### Work to complete
Copy all the material that follows, keeping every character the same.

### Provided records
______________________________

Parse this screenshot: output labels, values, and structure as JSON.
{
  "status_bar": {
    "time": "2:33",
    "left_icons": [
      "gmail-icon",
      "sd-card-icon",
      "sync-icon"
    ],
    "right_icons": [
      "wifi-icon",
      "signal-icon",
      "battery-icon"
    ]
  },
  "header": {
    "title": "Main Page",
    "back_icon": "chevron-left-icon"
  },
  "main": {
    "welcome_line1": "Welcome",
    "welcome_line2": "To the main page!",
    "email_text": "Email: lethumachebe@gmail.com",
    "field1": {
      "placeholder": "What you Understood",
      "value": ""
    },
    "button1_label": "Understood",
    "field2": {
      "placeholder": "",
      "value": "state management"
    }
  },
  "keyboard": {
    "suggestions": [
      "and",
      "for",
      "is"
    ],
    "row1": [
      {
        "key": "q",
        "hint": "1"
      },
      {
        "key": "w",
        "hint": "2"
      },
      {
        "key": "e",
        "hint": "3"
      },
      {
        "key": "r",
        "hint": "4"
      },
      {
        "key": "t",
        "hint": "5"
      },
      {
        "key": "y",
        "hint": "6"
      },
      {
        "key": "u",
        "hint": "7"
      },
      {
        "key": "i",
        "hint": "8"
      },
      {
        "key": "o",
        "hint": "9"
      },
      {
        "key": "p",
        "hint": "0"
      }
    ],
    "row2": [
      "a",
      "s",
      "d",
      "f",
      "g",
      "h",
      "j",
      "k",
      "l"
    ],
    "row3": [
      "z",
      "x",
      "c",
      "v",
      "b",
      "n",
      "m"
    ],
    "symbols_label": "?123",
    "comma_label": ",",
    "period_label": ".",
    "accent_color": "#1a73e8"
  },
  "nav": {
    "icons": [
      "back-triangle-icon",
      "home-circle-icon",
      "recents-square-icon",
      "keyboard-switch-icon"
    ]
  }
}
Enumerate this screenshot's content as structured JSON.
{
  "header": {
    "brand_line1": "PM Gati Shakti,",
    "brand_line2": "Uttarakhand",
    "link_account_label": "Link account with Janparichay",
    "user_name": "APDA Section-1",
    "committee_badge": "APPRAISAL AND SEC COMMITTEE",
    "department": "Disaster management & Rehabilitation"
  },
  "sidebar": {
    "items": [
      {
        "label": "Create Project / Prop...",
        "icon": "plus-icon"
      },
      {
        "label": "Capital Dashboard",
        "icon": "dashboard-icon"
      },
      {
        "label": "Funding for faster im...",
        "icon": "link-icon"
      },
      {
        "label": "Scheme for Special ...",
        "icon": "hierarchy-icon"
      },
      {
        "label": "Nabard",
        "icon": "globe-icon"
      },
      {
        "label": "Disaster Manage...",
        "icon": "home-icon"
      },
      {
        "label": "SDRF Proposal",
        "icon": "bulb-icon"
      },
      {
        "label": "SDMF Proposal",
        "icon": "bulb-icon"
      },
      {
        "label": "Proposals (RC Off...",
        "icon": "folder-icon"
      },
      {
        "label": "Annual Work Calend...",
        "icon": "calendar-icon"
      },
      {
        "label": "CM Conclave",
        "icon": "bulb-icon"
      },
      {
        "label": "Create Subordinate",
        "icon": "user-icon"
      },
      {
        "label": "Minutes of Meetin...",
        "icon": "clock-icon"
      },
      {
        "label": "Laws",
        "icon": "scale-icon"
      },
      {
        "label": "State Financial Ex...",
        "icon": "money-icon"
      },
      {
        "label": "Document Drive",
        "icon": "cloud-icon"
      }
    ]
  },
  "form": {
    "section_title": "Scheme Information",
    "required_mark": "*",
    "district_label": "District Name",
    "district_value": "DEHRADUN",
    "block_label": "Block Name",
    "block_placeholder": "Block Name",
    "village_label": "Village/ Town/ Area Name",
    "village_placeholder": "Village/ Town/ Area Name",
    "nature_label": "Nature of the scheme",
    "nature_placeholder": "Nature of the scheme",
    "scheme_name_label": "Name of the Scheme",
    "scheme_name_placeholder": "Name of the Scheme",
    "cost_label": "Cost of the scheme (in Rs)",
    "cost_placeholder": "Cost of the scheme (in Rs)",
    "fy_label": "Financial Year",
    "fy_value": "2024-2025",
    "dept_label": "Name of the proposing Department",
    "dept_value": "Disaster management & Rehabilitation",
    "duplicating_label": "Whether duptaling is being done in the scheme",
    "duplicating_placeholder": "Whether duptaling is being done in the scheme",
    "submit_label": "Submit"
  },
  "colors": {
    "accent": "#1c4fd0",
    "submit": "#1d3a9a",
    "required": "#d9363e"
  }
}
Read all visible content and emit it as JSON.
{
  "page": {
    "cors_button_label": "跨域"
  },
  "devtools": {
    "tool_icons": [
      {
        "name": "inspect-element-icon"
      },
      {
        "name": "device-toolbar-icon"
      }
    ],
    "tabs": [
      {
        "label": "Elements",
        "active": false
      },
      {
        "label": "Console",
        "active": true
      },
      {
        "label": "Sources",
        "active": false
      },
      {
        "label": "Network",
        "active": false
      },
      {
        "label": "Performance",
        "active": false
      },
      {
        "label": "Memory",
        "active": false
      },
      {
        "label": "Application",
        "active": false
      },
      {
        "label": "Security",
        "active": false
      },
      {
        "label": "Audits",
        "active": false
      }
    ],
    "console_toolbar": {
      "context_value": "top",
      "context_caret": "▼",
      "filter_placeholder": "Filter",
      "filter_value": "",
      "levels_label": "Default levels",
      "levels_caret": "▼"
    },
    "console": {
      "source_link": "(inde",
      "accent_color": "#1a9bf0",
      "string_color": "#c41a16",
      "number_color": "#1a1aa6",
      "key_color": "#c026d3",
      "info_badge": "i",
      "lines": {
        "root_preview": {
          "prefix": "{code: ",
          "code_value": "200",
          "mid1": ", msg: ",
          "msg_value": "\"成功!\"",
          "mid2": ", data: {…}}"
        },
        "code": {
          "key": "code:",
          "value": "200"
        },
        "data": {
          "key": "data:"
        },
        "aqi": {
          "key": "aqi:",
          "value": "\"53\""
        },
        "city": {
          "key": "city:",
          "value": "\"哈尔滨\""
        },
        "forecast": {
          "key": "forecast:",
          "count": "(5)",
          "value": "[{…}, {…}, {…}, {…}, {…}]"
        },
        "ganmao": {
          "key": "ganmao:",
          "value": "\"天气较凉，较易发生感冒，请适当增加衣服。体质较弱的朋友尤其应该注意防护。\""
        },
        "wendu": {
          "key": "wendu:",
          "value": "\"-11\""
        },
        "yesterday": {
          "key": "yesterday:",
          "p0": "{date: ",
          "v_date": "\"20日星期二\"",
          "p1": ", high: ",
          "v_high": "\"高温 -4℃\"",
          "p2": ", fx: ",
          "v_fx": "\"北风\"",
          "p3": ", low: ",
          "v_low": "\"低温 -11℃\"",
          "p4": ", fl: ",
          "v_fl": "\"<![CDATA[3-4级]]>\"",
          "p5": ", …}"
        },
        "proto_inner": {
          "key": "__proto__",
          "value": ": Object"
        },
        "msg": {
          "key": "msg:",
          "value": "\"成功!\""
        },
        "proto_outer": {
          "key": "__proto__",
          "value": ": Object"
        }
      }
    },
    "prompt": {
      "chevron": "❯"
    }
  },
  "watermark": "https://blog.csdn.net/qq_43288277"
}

______________________________

### Answer to this task
Parse this screenshot: output labels, values, and structure as JSON.
{
  "status_bar": {
    "time": "2:33",
    "left_icons": [
      "gmail-icon",
      "sd-card-icon",
      "sync-icon"
    ],
    "right_icons": [
      "wifi-icon",
      "signal-icon",
      "battery-icon"
    ]
  },
  "header": {
    "title": "Main Page",
    "back_icon": "chevron-left-icon"
  },
  "main": {
    "welcome_line1": "Welcome",
    "welcome_line2": "To the main page!",
    "email_text": "Email: lethumachebe@gmail.com",
    "field1": {
      "placeholder": "What you Understood",
      "value": ""
    },
    "button1_label": "Understood",
    "field2": {
      "placeholder": "",
      "value": "state management"
    }
  },
  "keyboard": {
    "suggestions": [
      "and",
      "for",
      "is"
    ],
    "row1": [
      {
        "key": "q",
        "hint": "1"
      },
      {
        "key": "w",
        "hint": "2"
      },
      {
        "key": "e",
        "hint": "3"
      },
      {
        "key": "r",
        "hint": "4"
      },
      {
        "key": "t",
        "hint": "5"
      },
      {
        "key": "y",
        "hint": "6"
      },
      {
        "key": "u",
        "hint": "7"
      },
      {
        "key": "i",
        "hint": "8"
      },
      {
        "key": "o",
        "hint": "9"
      },
      {
        "key": "p",
        "hint": "0"
      }
    ],
    "row2": [
      "a",
      "s",
      "d",
      "f",
      "g",
      "h",
      "j",
      "k",
      "l"
    ],
    "row3": [
      "z",
      "x",
      "c",
      "v",
      "b",
      "n",
      "m"
    ],
    "symbols_label": "?123",
    "comma_label": ",",
    "period_label": ".",
    "accent_color": "#1a73e8"
  },
  "nav": {
    "icons": [
      "back-triangle-icon",
      "home-circle-icon",
      "recents-square-icon",
      "keyboard-switch-icon"
    ]
  }
}
Enumerate this screenshot's content as structured JSON.
{
  "header": {
    "brand_line1": "PM Gati Shakti,",
    "brand_line2": "Uttarakhand",
    "link_account_label": "Link account with Janparichay",
    "user_name": "APDA Section-1",
    "committee_badge": "APPRAISAL AND SEC COMMITTEE",
    "department": "Disaster management & Rehabilitation"
  },
  "sidebar": {
    "items": [
      {
        "label": "Create Project / Prop...",
        "icon": "plus-icon"
      },
      {
        "label": "Capital Dashboard",
        "icon": "dashboard-icon"
      },
      {
        "label": "Funding for faster im...",
        "icon": "link-icon"
      },
      {
        "label": "Scheme for Special ...",
        "icon": "hierarchy-icon"
      },
      {
        "label": "Nabard",
        "icon": "globe-icon"
      },
      {
        "label": "Disaster Manage...",
        "icon": "home-icon"
      },
      {
        "label": "SDRF Proposal",
        "icon": "bulb-icon"
      },
      {
        "label": "SDMF Proposal",
        "icon": "bulb-icon"
      },
      {
        "label": "Proposals (RC Off...",
        "icon": "folder-icon"
      },
      {
        "label": "Annual Work Calend...",
        "icon": "calendar-icon"
      },
      {
        "label": "CM Conclave",
        "icon": "bulb-icon"
      },
      {
        "label": "Create Subordinate",
        "icon": "user-icon"
      },
      {
        "label": "Minutes of Meetin...",
        "icon": "clock-icon"
      },
      {
        "label": "Laws",
        "icon": "scale-icon"
      },
      {
        "label": "State Financial Ex...",
        "icon": "money-icon"
      },
      {
        "label": "Document Drive",
        "icon": "cloud-icon"
      }
    ]
  },
  "form": {
    "section_title": "Scheme Information",
    "required_mark": "*",
    "district_label": "District Name",
    "district_value": "DEHRADUN",
    "block_label": "Block Name",
    "block_placeholder": "Block Name",
    "village_label": "Village/ Town/ Area Name",
    "village_placeholder": "Village/ Town/ Area Name",
    "nature_label": "Nature of the scheme",
    "nature_placeholder": "Nature of the scheme",
    "scheme_name_label": "Name of the Scheme",
    "scheme_name_placeholder": "Name of the Scheme",
    "cost_label": "Cost of the scheme (in Rs)",
    "cost_placeholder": "Cost of the scheme (in Rs)",
    "fy_label": "Financial Year",
    "fy_value": "2024-2025",
    "dept_label": "Name of the proposing Department",
    "dept_value": "Disaster management & Rehabilitation",
    "duplicating_label": "Whether duptaling is being done in the scheme",
    "duplicating_placeholder": "Whether duptaling is being done in the scheme",
    "submit_label": "Submit"
  },
  "colors": {
    "accent": "#1c4fd0",
    "submit": "#1d3a9a",
    "required": "#d9363e"
  }
}
Read all visible content and emit it as JSON.
{
  "page": {
    "cors_button_label": "跨域"
  },
  "devtools": {
    "tool_icons": [
      {
        "name": "inspect-element-icon"
      },
      {
        "name": "device-toolbar-icon"
      }
    ],
    "tabs": [
      {
        "label": "Elements",
        "active": false
      },
      {
        "label": "Console",
        "active": true
      },
      {
        "label": "Sources",
        "active": false
      },
      {
        "label": "Network",
        "active": false
      },
      {
        "label": "Performance",
        "active": false
      },
      {
        "label": "Memory",
        "active": false
      },
      {
        "label": "Application",
        "active": false
      },
      {
        "label": "Security",
        "active": false
      },
      {
        "label": "Audits",
        "active": false
      }
    ],
    "console_toolbar": {
      "context_value": "top",
      "context_caret": "▼",
      "filter_placeholder": "Filter",
      "filter_value": "",
      "levels_label": "Default levels",
      "levels_caret": "▼"
    },
    "console": {
      "source_link": "(inde",
      "accent_color": "#1a9bf0",
      "string_color": "#c41a16",
      "number_color": "#1a1aa6",
      "key_color": "#c026d3",
      "info_badge": "i",
      "lines": {
        "root_preview": {
          "prefix": "{code: ",
          "code_value": "200",
          "mid1": ", msg: ",
          "msg_value": "\"成功!\"",
          "mid2": ", data: {…}}"
        },
        "code": {
          "key": "code:",
          "value": "200"
        },
        "data": {
          "key": "data:"
        },
        "aqi": {
          "key": "aqi:",
          "value": "\"53\""
        },
        "city": {
          "key": "city:",
          "value": "\"哈尔滨\""
        },
        "forecast": {
          "key": "forecast:",
          "count": "(5)",
          "value": "[{…}, {…}, {…}, {…}, {…}]"
        },
        "ganmao": {
          "key": "ganmao:",
          "value": "\"天气较凉，较易发生感冒，请适当增加衣服。体质较弱的朋友尤其应该注意防护。\""
        },
        "wendu": {
          "key": "wendu:",
          "value": "\"-11\""
        },
        "yesterday": {
          "key": "yesterday:",
          "p0": "{date: ",
          "v_date": "\"20日星期二\"",
          "p1": ", high: ",
          "v_high": "\"高温 -4℃\"",
          "p2": ", fx: ",
          "v_fx": "\"北风\"",
          "p3": ", low: ",
          "v_low": "\"低温 -11℃\"",
          "p4": ", fl: ",
          "v_fl": "\"<![CDATA[3-4级]]>\"",
          "p5": ", …}"
        },
        "proto_inner": {
          "key": "__proto__",
          "value": ": Object"
        },
        "msg": {
          "key": "msg:",
          "value": "\"成功!\""
        },
        "proto_outer": {
          "key": "__proto__",
          "value": ": Object"
        }
      }
    },
    "prompt": {
      "chevron": "❯"
    }
  },
  "watermark": "https://blog.csdn.net/qq_43288277"
}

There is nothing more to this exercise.